The records below must be output exactly, without pictures.

····················

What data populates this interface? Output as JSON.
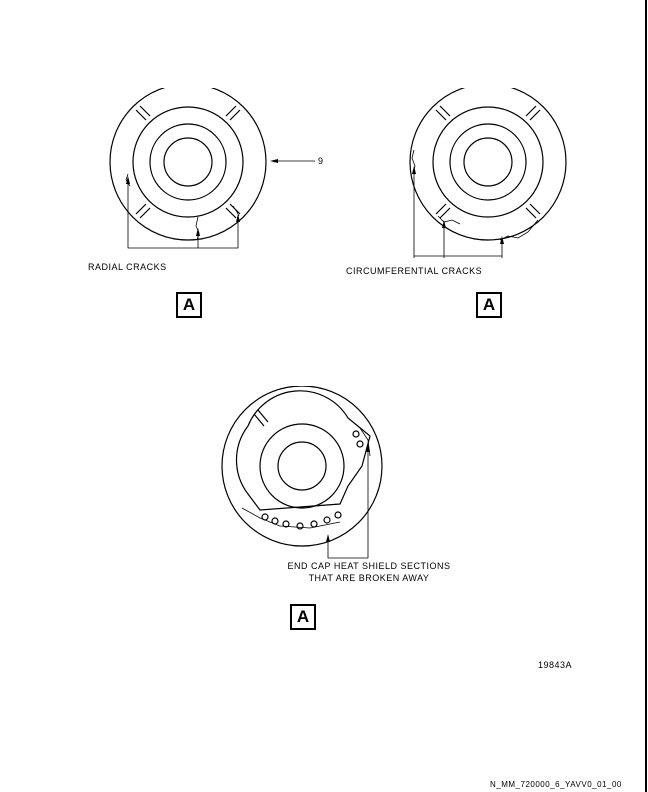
{
  "figures": {
    "radial": {
      "callout": "9",
      "label": "RADIAL CRACKS",
      "view": "A"
    },
    "circumferential": {
      "label": "CIRCUMFERENTIAL CRACKS",
      "view": "A"
    },
    "broken": {
      "label_line1": "END CAP HEAT SHIELD SECTIONS",
      "label_line2": "THAT ARE BROKEN AWAY",
      "view": "A"
    }
  },
  "figure_number": "19843A",
  "document_code": "N_MM_720000_6_YAVV0_01_00"
}
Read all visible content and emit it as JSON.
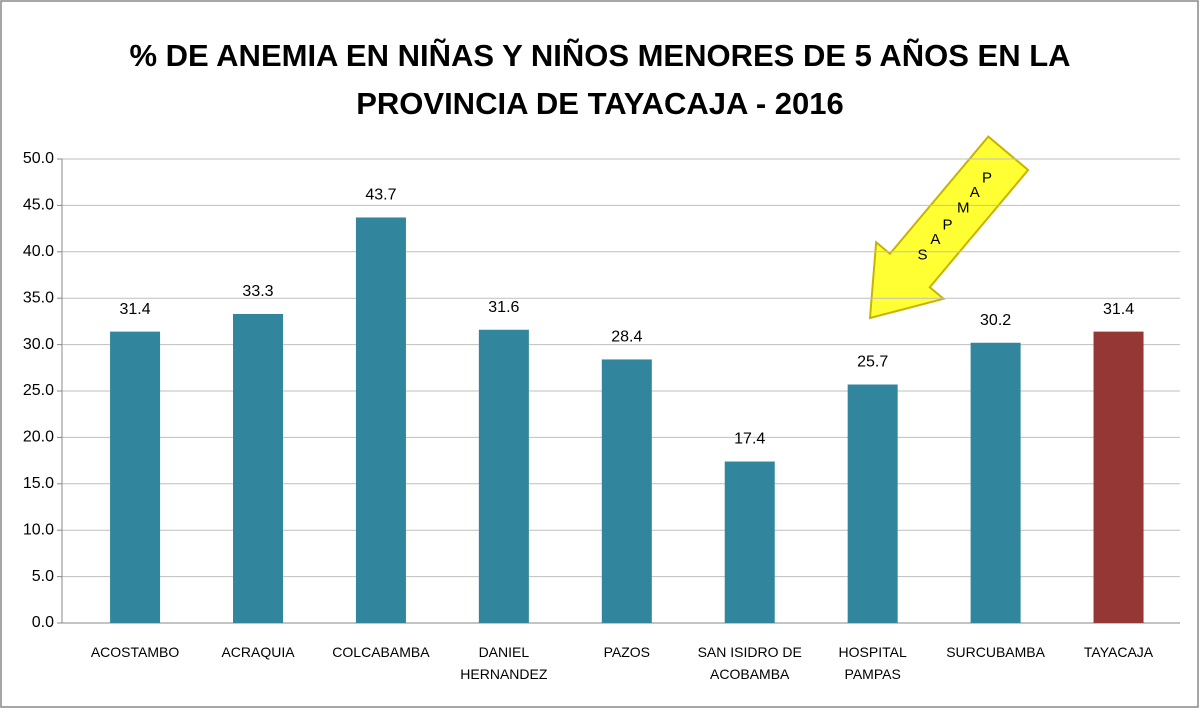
{
  "chart_data": {
    "type": "bar",
    "title": "% DE ANEMIA EN NIÑAS Y NIÑOS MENORES DE 5 AÑOS EN LA",
    "subtitle": "PROVINCIA DE TAYACAJA - 2016",
    "annotation": "PAMPAS",
    "categories": [
      "ACOSTAMBO",
      "ACRAQUIA",
      "COLCABAMBA",
      "DANIEL HERNANDEZ",
      "PAZOS",
      "SAN ISIDRO DE ACOBAMBA",
      "HOSPITAL PAMPAS",
      "SURCUBAMBA",
      "TAYACAJA"
    ],
    "values": [
      31.4,
      33.3,
      43.7,
      31.6,
      28.4,
      17.4,
      25.7,
      30.2,
      31.4
    ],
    "colors": [
      "#31859c",
      "#31859c",
      "#31859c",
      "#31859c",
      "#31859c",
      "#31859c",
      "#31859c",
      "#31859c",
      "#953735"
    ],
    "ylim": [
      0,
      50
    ],
    "yticks": [
      {
        "value": 0,
        "label": "0.0"
      },
      {
        "value": 5,
        "label": "5.0"
      },
      {
        "value": 10,
        "label": "10.0"
      },
      {
        "value": 15,
        "label": "15.0"
      },
      {
        "value": 20,
        "label": "20.0"
      },
      {
        "value": 25,
        "label": "25.0"
      },
      {
        "value": 30,
        "label": "30.0"
      },
      {
        "value": 35,
        "label": "35.0"
      },
      {
        "value": 40,
        "label": "40.0"
      },
      {
        "value": 45,
        "label": "45.0"
      },
      {
        "value": 50,
        "label": "50.0"
      }
    ],
    "grid": true
  }
}
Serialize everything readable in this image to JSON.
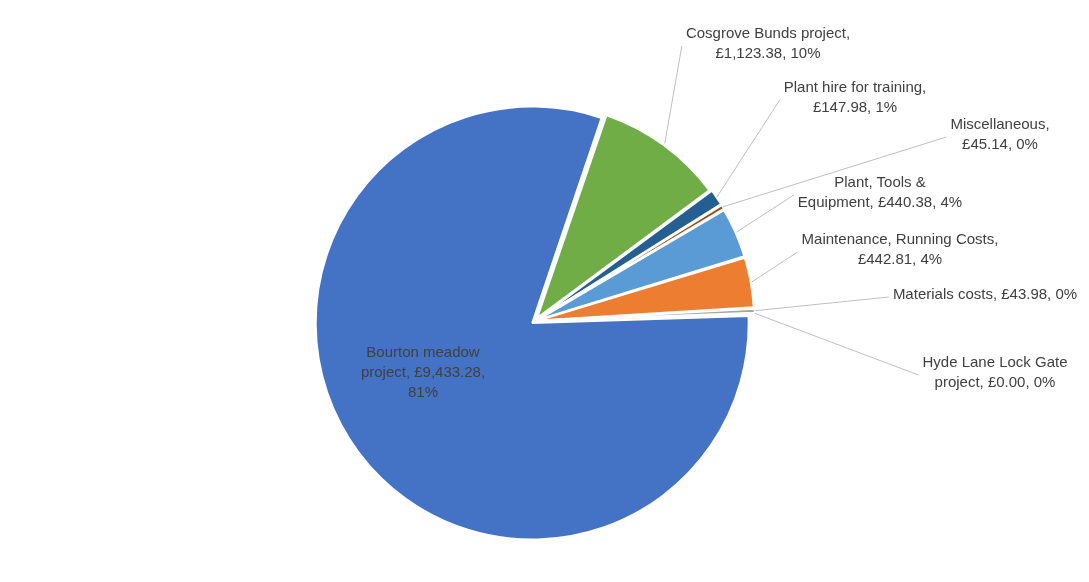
{
  "chart_data": {
    "type": "pie",
    "categories": [
      "Bourton meadow project, £9,433.28, 81%",
      "Cosgrove Bunds project, £1,123.38, 10%",
      "Plant hire for training, £147.98, 1%",
      "Miscellaneous, £45.14, 0%",
      "Plant, Tools & Equipment, £440.38, 4%",
      "Maintenance, Running Costs, £442.81, 4%",
      "Materials costs, £43.98, 0%",
      "Hyde Lane Lock Gate project, £0.00, 0%"
    ],
    "values": [
      9433.28,
      1123.38,
      147.98,
      45.14,
      440.38,
      442.81,
      43.98,
      0
    ],
    "colors": [
      "#4472c4",
      "#70ad47",
      "#255e91",
      "#9e480e",
      "#5b9bd5",
      "#ed7d31",
      "#a5a5a5",
      "#264478"
    ],
    "legend": false
  }
}
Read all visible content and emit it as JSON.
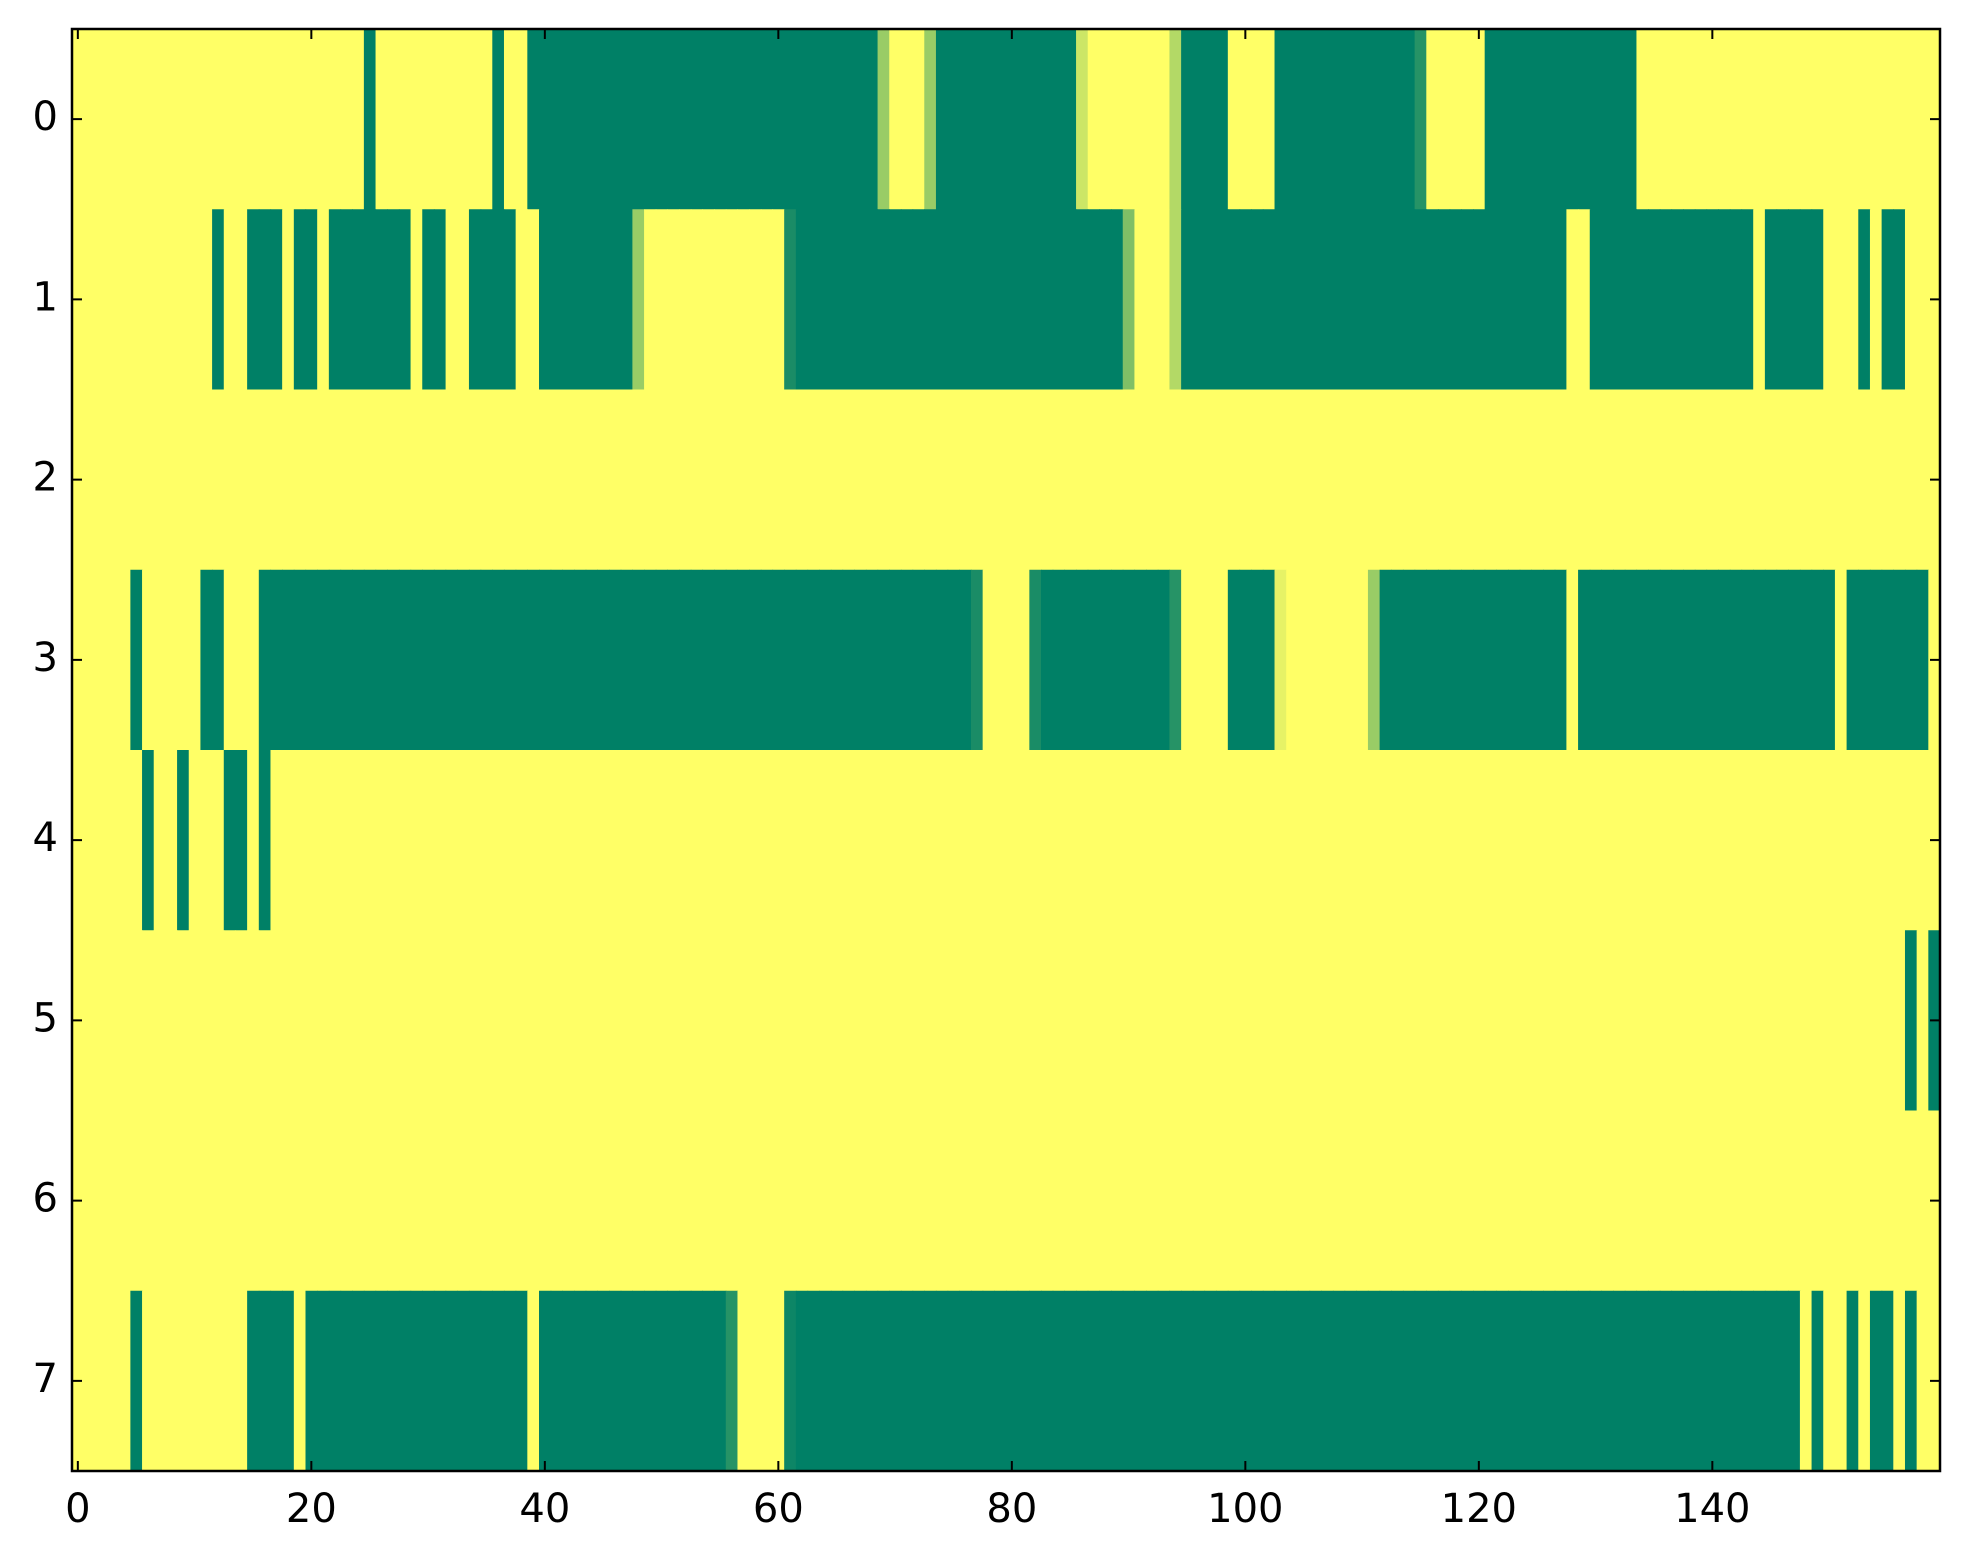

····················

» Answer in full:
What data populates this interface? Output as JSON.
{
  "figures": {
    "radial": {
      "callout": "9",
      "label": "RADIAL CRACKS",
      "view": "A"
    },
    "circumferential": {
      "label": "CIRCUMFERENTIAL CRACKS",
      "view": "A"
    },
    "broken": {
      "label_line1": "END CAP HEAT SHIELD SECTIONS",
      "label_line2": "THAT ARE BROKEN AWAY",
      "view": "A"
    }
  },
  "figure_number": "19843A",
  "document_code": "N_MM_720000_6_YAVV0_01_00"
}
Read all visible content and emit it as JSON.
{
  "chart_data": {
    "type": "bar",
    "title": "% DE ANEMIA EN NIÑAS Y NIÑOS MENORES DE 5 AÑOS EN LA",
    "subtitle": "PROVINCIA DE TAYACAJA - 2016",
    "annotation": "PAMPAS",
    "categories": [
      "ACOSTAMBO",
      "ACRAQUIA",
      "COLCABAMBA",
      "DANIEL HERNANDEZ",
      "PAZOS",
      "SAN ISIDRO DE ACOBAMBA",
      "HOSPITAL PAMPAS",
      "SURCUBAMBA",
      "TAYACAJA"
    ],
    "values": [
      31.4,
      33.3,
      43.7,
      31.6,
      28.4,
      17.4,
      25.7,
      30.2,
      31.4
    ],
    "colors": [
      "#31859c",
      "#31859c",
      "#31859c",
      "#31859c",
      "#31859c",
      "#31859c",
      "#31859c",
      "#31859c",
      "#953735"
    ],
    "ylim": [
      0,
      50
    ],
    "yticks": [
      {
        "value": 0,
        "label": "0.0"
      },
      {
        "value": 5,
        "label": "5.0"
      },
      {
        "value": 10,
        "label": "10.0"
      },
      {
        "value": 15,
        "label": "15.0"
      },
      {
        "value": 20,
        "label": "20.0"
      },
      {
        "value": 25,
        "label": "25.0"
      },
      {
        "value": 30,
        "label": "30.0"
      },
      {
        "value": 35,
        "label": "35.0"
      },
      {
        "value": 40,
        "label": "40.0"
      },
      {
        "value": 45,
        "label": "45.0"
      },
      {
        "value": 50,
        "label": "50.0"
      }
    ],
    "grid": true
  }
}
Serialize everything readable in this image to JSON.
{
  "chart_data": {
    "type": "pie",
    "categories": [
      "Bourton meadow project, £9,433.28, 81%",
      "Cosgrove Bunds project, £1,123.38, 10%",
      "Plant hire for training, £147.98, 1%",
      "Miscellaneous, £45.14, 0%",
      "Plant, Tools & Equipment, £440.38, 4%",
      "Maintenance, Running Costs, £442.81, 4%",
      "Materials costs, £43.98, 0%",
      "Hyde Lane Lock Gate project, £0.00, 0%"
    ],
    "values": [
      9433.28,
      1123.38,
      147.98,
      45.14,
      440.38,
      442.81,
      43.98,
      0
    ],
    "colors": [
      "#4472c4",
      "#70ad47",
      "#255e91",
      "#9e480e",
      "#5b9bd5",
      "#ed7d31",
      "#a5a5a5",
      "#264478"
    ],
    "legend": false
  }
}
Read all visible content and emit it as JSON.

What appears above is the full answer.